• **Stated task**: Every line of the material is to be quoted verbatim, minus the pictures.

• **Data to process**:
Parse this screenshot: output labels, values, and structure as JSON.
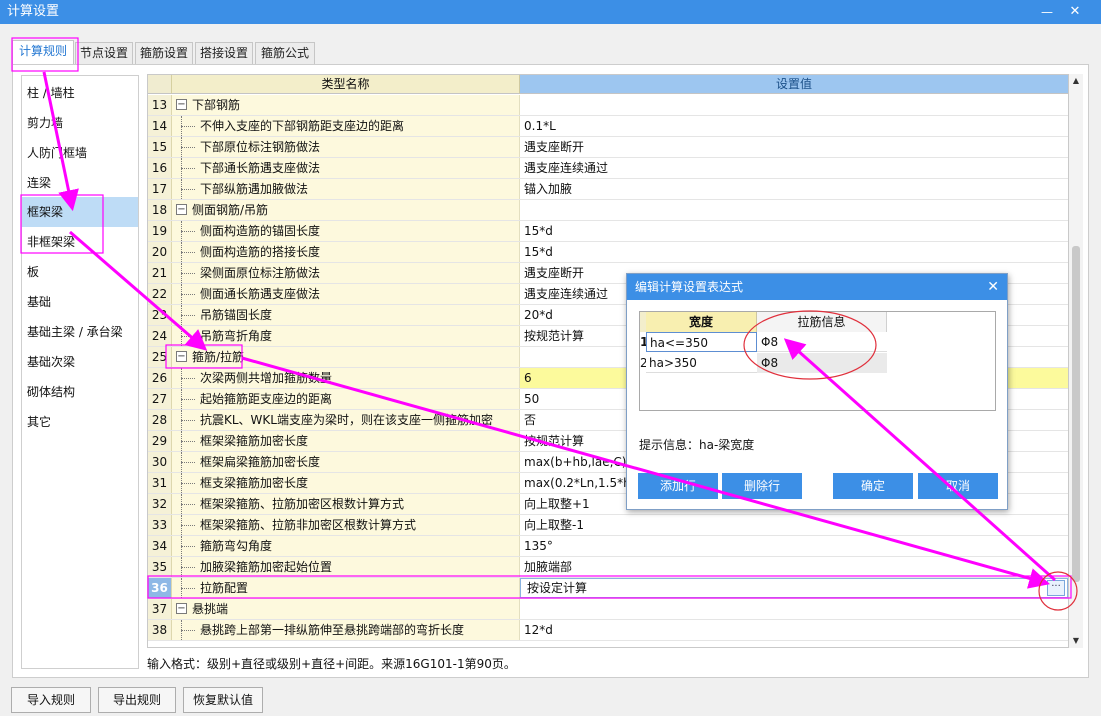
{
  "window": {
    "title": "计算设置",
    "minimize": "—",
    "close": "✕"
  },
  "tabs": [
    "计算规则",
    "节点设置",
    "箍筋设置",
    "搭接设置",
    "箍筋公式"
  ],
  "sidebar": [
    "柱 / 墙柱",
    "剪力墙",
    "人防门框墙",
    "连梁",
    "框架梁",
    "非框架梁",
    "板",
    "基础",
    "基础主梁 / 承台梁",
    "基础次梁",
    "砌体结构",
    "其它"
  ],
  "grid": {
    "headers": {
      "name": "类型名称",
      "value": "设置值"
    },
    "rows": [
      {
        "num": "13",
        "name": "下部钢筋",
        "value": ""
      },
      {
        "num": "14",
        "name": "不伸入支座的下部钢筋距支座边的距离",
        "value": "0.1*L"
      },
      {
        "num": "15",
        "name": "下部原位标注钢筋做法",
        "value": "遇支座断开"
      },
      {
        "num": "16",
        "name": "下部通长筋遇支座做法",
        "value": "遇支座连续通过"
      },
      {
        "num": "17",
        "name": "下部纵筋遇加腋做法",
        "value": "锚入加腋"
      },
      {
        "num": "18",
        "name": "侧面钢筋/吊筋",
        "value": ""
      },
      {
        "num": "19",
        "name": "侧面构造筋的锚固长度",
        "value": "15*d"
      },
      {
        "num": "20",
        "name": "侧面构造筋的搭接长度",
        "value": "15*d"
      },
      {
        "num": "21",
        "name": "梁侧面原位标注筋做法",
        "value": "遇支座断开"
      },
      {
        "num": "22",
        "name": "侧面通长筋遇支座做法",
        "value": "遇支座连续通过"
      },
      {
        "num": "23",
        "name": "吊筋锚固长度",
        "value": "20*d"
      },
      {
        "num": "24",
        "name": "吊筋弯折角度",
        "value": "按规范计算"
      },
      {
        "num": "25",
        "name": "箍筋/拉筋",
        "value": ""
      },
      {
        "num": "26",
        "name": "次梁两侧共增加箍筋数量",
        "value": "6"
      },
      {
        "num": "27",
        "name": "起始箍筋距支座边的距离",
        "value": "50"
      },
      {
        "num": "28",
        "name": "抗震KL、WKL端支座为梁时，则在该支座一侧箍筋加密",
        "value": "否"
      },
      {
        "num": "29",
        "name": "框架梁箍筋加密长度",
        "value": "按规范计算"
      },
      {
        "num": "30",
        "name": "框架扁梁箍筋加密长度",
        "value": "max(b+hb,lae,C)"
      },
      {
        "num": "31",
        "name": "框支梁箍筋加密长度",
        "value": "max(0.2*Ln,1.5*hb"
      },
      {
        "num": "32",
        "name": "框架梁箍筋、拉筋加密区根数计算方式",
        "value": "向上取整+1"
      },
      {
        "num": "33",
        "name": "框架梁箍筋、拉筋非加密区根数计算方式",
        "value": "向上取整-1"
      },
      {
        "num": "34",
        "name": "箍筋弯勾角度",
        "value": "135°"
      },
      {
        "num": "35",
        "name": "加腋梁箍筋加密起始位置",
        "value": "加腋端部"
      },
      {
        "num": "36",
        "name": "拉筋配置",
        "value": "按设定计算"
      },
      {
        "num": "37",
        "name": "悬挑端",
        "value": ""
      },
      {
        "num": "38",
        "name": "悬挑跨上部第一排纵筋伸至悬挑跨端部的弯折长度",
        "value": "12*d"
      }
    ],
    "ellipsis": "···"
  },
  "hint": "输入格式：级别+直径或级别+直径+间距。来源16G101-1第90页。",
  "bottom_buttons": [
    "导入规则",
    "导出规则",
    "恢复默认值"
  ],
  "dialog": {
    "title": "编辑计算设置表达式",
    "close": "✕",
    "headers": [
      "宽度",
      "拉筋信息"
    ],
    "rows": [
      {
        "idx": "1",
        "width": "ha<=350",
        "info": "Φ8"
      },
      {
        "idx": "2",
        "width": "ha>350",
        "info": "Φ8"
      }
    ],
    "info": "提示信息：ha-梁宽度",
    "buttons": [
      "添加行",
      "删除行",
      "确定",
      "取消"
    ]
  },
  "colors": {
    "accent": "#3c8fe6",
    "annotation": "#ff00ff",
    "annotation_circle": "#e0303c"
  }
}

• **Answer to this problem**:
Parse this screenshot: output labels, values, and structure as JSON.
{
  "window": {
    "title": "计算设置",
    "minimize": "—",
    "close": "✕"
  },
  "tabs": [
    "计算规则",
    "节点设置",
    "箍筋设置",
    "搭接设置",
    "箍筋公式"
  ],
  "sidebar": [
    "柱 / 墙柱",
    "剪力墙",
    "人防门框墙",
    "连梁",
    "框架梁",
    "非框架梁",
    "板",
    "基础",
    "基础主梁 / 承台梁",
    "基础次梁",
    "砌体结构",
    "其它"
  ],
  "grid": {
    "headers": {
      "name": "类型名称",
      "value": "设置值"
    },
    "rows": [
      {
        "num": "13",
        "name": "下部钢筋",
        "value": ""
      },
      {
        "num": "14",
        "name": "不伸入支座的下部钢筋距支座边的距离",
        "value": "0.1*L"
      },
      {
        "num": "15",
        "name": "下部原位标注钢筋做法",
        "value": "遇支座断开"
      },
      {
        "num": "16",
        "name": "下部通长筋遇支座做法",
        "value": "遇支座连续通过"
      },
      {
        "num": "17",
        "name": "下部纵筋遇加腋做法",
        "value": "锚入加腋"
      },
      {
        "num": "18",
        "name": "侧面钢筋/吊筋",
        "value": ""
      },
      {
        "num": "19",
        "name": "侧面构造筋的锚固长度",
        "value": "15*d"
      },
      {
        "num": "20",
        "name": "侧面构造筋的搭接长度",
        "value": "15*d"
      },
      {
        "num": "21",
        "name": "梁侧面原位标注筋做法",
        "value": "遇支座断开"
      },
      {
        "num": "22",
        "name": "侧面通长筋遇支座做法",
        "value": "遇支座连续通过"
      },
      {
        "num": "23",
        "name": "吊筋锚固长度",
        "value": "20*d"
      },
      {
        "num": "24",
        "name": "吊筋弯折角度",
        "value": "按规范计算"
      },
      {
        "num": "25",
        "name": "箍筋/拉筋",
        "value": ""
      },
      {
        "num": "26",
        "name": "次梁两侧共增加箍筋数量",
        "value": "6"
      },
      {
        "num": "27",
        "name": "起始箍筋距支座边的距离",
        "value": "50"
      },
      {
        "num": "28",
        "name": "抗震KL、WKL端支座为梁时，则在该支座一侧箍筋加密",
        "value": "否"
      },
      {
        "num": "29",
        "name": "框架梁箍筋加密长度",
        "value": "按规范计算"
      },
      {
        "num": "30",
        "name": "框架扁梁箍筋加密长度",
        "value": "max(b+hb,lae,C)"
      },
      {
        "num": "31",
        "name": "框支梁箍筋加密长度",
        "value": "max(0.2*Ln,1.5*hb"
      },
      {
        "num": "32",
        "name": "框架梁箍筋、拉筋加密区根数计算方式",
        "value": "向上取整+1"
      },
      {
        "num": "33",
        "name": "框架梁箍筋、拉筋非加密区根数计算方式",
        "value": "向上取整-1"
      },
      {
        "num": "34",
        "name": "箍筋弯勾角度",
        "value": "135°"
      },
      {
        "num": "35",
        "name": "加腋梁箍筋加密起始位置",
        "value": "加腋端部"
      },
      {
        "num": "36",
        "name": "拉筋配置",
        "value": "按设定计算"
      },
      {
        "num": "37",
        "name": "悬挑端",
        "value": ""
      },
      {
        "num": "38",
        "name": "悬挑跨上部第一排纵筋伸至悬挑跨端部的弯折长度",
        "value": "12*d"
      }
    ],
    "ellipsis": "···"
  },
  "hint": "输入格式：级别+直径或级别+直径+间距。来源16G101-1第90页。",
  "bottom_buttons": [
    "导入规则",
    "导出规则",
    "恢复默认值"
  ],
  "dialog": {
    "title": "编辑计算设置表达式",
    "close": "✕",
    "headers": [
      "宽度",
      "拉筋信息"
    ],
    "rows": [
      {
        "idx": "1",
        "width": "ha<=350",
        "info": "Φ8"
      },
      {
        "idx": "2",
        "width": "ha>350",
        "info": "Φ8"
      }
    ],
    "info": "提示信息：ha-梁宽度",
    "buttons": [
      "添加行",
      "删除行",
      "确定",
      "取消"
    ]
  },
  "colors": {
    "accent": "#3c8fe6",
    "annotation": "#ff00ff",
    "annotation_circle": "#e0303c"
  }
}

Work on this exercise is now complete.